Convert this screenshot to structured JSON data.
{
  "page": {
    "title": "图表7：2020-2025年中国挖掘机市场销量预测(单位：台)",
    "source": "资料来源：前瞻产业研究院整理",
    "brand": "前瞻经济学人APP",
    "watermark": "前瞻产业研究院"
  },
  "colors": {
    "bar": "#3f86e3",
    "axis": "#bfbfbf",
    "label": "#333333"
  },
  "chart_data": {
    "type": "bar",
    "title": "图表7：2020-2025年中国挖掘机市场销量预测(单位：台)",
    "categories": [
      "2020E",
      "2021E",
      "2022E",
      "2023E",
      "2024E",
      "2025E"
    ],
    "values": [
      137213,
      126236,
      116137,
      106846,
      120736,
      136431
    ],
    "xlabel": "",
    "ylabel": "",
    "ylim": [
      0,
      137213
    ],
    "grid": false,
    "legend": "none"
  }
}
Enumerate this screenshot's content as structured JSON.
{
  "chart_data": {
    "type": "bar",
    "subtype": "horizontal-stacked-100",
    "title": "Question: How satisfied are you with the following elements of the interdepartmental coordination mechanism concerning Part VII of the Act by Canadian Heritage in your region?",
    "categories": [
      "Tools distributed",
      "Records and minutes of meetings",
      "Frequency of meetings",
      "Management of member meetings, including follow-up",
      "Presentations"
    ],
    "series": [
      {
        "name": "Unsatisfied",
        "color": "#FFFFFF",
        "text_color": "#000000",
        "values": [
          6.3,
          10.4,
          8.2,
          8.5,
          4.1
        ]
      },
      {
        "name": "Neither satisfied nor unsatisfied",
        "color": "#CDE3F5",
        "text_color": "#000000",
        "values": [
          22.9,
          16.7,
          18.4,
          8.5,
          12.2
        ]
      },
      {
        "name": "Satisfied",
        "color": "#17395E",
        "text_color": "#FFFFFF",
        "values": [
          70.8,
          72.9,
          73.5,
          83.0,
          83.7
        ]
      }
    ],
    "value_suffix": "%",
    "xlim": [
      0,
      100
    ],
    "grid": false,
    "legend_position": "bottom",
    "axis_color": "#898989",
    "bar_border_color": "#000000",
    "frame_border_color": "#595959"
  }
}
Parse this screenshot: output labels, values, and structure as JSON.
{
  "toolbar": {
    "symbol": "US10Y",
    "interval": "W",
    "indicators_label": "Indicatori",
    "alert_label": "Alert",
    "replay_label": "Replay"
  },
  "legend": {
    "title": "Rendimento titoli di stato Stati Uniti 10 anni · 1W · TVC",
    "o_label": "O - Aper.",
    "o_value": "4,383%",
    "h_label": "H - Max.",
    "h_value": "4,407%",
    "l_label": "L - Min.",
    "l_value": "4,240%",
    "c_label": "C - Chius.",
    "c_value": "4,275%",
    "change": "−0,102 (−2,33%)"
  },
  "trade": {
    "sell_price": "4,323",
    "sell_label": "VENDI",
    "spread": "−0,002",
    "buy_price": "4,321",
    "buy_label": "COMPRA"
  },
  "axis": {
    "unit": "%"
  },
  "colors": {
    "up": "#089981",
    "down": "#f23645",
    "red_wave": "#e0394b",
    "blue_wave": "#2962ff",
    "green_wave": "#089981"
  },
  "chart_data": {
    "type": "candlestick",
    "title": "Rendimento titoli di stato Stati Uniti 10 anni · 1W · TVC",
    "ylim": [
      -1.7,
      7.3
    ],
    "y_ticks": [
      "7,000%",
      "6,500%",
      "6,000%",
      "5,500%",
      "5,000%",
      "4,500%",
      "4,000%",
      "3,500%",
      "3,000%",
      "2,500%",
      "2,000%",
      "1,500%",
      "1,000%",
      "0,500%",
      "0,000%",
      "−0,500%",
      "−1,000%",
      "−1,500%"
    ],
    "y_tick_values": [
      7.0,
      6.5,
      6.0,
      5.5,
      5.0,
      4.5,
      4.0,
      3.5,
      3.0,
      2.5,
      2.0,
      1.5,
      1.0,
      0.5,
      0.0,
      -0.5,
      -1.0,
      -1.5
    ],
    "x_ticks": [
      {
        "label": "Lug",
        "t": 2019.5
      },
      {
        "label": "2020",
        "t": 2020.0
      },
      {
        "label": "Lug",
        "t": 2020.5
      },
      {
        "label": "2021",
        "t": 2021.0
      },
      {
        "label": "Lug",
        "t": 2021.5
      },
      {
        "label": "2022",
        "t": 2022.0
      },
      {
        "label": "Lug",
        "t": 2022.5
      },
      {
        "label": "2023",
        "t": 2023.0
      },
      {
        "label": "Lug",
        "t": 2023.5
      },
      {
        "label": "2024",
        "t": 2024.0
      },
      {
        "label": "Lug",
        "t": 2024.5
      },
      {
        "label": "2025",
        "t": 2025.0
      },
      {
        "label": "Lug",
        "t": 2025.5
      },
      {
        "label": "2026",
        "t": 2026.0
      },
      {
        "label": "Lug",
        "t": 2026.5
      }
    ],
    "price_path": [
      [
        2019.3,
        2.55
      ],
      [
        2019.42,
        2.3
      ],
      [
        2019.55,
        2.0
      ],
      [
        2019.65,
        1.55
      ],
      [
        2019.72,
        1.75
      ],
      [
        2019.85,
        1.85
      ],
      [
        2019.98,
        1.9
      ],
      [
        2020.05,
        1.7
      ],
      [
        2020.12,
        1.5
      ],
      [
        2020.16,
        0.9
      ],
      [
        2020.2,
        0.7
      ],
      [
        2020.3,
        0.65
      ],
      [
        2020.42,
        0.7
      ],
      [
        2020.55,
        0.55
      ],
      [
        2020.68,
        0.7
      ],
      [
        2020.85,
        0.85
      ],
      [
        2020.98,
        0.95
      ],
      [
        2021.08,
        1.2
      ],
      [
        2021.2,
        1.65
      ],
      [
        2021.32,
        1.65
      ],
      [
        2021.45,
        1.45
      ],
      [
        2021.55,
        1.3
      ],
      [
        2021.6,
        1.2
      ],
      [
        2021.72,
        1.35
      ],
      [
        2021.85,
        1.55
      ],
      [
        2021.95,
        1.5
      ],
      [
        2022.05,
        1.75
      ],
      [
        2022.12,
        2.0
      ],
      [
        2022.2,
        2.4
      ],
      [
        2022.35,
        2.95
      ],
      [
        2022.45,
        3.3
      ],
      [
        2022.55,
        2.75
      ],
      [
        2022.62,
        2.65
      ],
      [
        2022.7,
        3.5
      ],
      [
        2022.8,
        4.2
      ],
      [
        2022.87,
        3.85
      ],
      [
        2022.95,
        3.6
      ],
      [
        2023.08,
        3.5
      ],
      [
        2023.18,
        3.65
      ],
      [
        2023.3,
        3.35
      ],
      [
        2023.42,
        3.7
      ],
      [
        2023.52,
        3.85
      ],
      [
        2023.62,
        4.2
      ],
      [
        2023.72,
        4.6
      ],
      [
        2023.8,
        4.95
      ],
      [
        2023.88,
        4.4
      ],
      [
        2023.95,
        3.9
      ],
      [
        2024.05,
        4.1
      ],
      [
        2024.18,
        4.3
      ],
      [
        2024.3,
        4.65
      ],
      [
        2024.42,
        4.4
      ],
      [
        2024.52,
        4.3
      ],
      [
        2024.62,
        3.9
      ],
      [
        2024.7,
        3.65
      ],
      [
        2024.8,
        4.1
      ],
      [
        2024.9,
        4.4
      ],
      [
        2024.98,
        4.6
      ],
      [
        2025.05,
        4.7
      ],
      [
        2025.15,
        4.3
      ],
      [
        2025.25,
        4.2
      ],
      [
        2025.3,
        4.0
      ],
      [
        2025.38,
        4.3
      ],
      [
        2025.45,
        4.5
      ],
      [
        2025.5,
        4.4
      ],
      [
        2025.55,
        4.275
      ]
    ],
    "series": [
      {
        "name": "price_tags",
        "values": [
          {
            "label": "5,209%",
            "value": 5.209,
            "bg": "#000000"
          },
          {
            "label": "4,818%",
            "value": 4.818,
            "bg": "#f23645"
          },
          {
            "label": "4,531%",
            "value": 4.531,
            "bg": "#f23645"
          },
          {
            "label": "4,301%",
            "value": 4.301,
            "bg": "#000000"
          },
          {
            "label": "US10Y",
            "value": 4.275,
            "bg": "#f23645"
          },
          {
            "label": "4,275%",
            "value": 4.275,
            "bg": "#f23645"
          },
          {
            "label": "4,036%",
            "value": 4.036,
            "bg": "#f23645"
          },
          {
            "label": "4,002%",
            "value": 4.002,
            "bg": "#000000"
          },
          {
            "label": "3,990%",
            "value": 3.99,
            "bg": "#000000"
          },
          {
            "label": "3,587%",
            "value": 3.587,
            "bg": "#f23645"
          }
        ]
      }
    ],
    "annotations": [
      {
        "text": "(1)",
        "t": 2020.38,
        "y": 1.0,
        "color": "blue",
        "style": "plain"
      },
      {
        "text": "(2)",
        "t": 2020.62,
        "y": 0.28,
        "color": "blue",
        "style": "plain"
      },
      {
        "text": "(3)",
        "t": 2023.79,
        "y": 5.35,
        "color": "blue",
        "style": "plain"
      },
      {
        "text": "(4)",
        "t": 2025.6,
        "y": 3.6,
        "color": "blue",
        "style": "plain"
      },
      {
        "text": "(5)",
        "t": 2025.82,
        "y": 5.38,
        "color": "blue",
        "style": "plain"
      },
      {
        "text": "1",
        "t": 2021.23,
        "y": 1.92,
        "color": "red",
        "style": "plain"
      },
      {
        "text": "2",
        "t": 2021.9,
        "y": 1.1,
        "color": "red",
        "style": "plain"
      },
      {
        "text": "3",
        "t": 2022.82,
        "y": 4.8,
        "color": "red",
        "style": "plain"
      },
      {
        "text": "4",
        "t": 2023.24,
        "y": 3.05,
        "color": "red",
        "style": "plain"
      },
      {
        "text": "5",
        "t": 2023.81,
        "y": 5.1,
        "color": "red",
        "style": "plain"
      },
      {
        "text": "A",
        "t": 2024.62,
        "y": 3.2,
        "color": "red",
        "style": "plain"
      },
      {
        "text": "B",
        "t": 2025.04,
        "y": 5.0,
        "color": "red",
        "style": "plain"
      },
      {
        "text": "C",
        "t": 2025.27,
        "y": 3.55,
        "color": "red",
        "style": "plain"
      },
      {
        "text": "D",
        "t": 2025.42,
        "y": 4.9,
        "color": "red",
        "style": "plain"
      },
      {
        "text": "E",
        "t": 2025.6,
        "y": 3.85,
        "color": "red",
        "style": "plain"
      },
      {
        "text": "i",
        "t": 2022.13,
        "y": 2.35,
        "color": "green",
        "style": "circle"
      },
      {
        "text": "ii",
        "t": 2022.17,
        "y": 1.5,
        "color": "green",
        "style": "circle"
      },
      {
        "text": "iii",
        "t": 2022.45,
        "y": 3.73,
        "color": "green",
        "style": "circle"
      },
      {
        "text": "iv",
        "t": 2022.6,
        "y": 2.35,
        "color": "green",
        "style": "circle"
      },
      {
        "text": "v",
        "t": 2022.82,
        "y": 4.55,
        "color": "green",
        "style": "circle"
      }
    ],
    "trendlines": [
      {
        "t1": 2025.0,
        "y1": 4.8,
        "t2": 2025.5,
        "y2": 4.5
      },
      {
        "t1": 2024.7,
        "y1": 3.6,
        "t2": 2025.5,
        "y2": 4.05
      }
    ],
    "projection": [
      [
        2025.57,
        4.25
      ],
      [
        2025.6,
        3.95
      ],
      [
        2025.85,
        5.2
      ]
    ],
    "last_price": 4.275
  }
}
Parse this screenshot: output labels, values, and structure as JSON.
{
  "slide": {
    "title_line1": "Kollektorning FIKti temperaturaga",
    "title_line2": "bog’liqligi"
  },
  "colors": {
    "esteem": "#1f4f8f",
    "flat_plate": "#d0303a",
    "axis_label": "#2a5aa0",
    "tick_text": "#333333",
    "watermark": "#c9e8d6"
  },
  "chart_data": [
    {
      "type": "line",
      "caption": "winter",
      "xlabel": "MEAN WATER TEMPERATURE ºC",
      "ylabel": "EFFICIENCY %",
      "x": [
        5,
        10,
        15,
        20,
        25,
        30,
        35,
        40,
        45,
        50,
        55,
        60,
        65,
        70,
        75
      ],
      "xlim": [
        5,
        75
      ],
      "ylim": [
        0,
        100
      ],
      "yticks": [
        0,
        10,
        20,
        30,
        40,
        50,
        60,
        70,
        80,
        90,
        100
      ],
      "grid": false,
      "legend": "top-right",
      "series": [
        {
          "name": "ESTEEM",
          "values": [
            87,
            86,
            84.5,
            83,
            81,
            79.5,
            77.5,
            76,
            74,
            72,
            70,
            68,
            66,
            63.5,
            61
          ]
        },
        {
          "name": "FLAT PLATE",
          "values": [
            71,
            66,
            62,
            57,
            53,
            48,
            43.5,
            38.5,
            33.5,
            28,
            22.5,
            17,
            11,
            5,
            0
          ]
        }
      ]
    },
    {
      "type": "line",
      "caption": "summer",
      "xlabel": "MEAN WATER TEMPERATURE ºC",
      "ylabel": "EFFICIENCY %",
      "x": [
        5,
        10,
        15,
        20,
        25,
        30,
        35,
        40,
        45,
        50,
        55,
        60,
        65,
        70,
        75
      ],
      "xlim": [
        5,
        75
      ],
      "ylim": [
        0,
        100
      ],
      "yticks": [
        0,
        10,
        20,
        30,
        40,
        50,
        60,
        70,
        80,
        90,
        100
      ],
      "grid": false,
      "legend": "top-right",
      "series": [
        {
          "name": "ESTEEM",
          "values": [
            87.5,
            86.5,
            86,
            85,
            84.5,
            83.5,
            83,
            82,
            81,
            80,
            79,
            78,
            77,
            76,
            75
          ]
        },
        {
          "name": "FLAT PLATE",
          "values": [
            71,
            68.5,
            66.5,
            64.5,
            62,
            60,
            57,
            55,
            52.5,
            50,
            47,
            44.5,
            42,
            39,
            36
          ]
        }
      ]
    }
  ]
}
------------------------------------
## The request
Copy every single line of the material above that holds "structured".

## Solution to this problem
Convert this screenshot to structured JSON data.
Enumerate this screenshot's content as structured JSON.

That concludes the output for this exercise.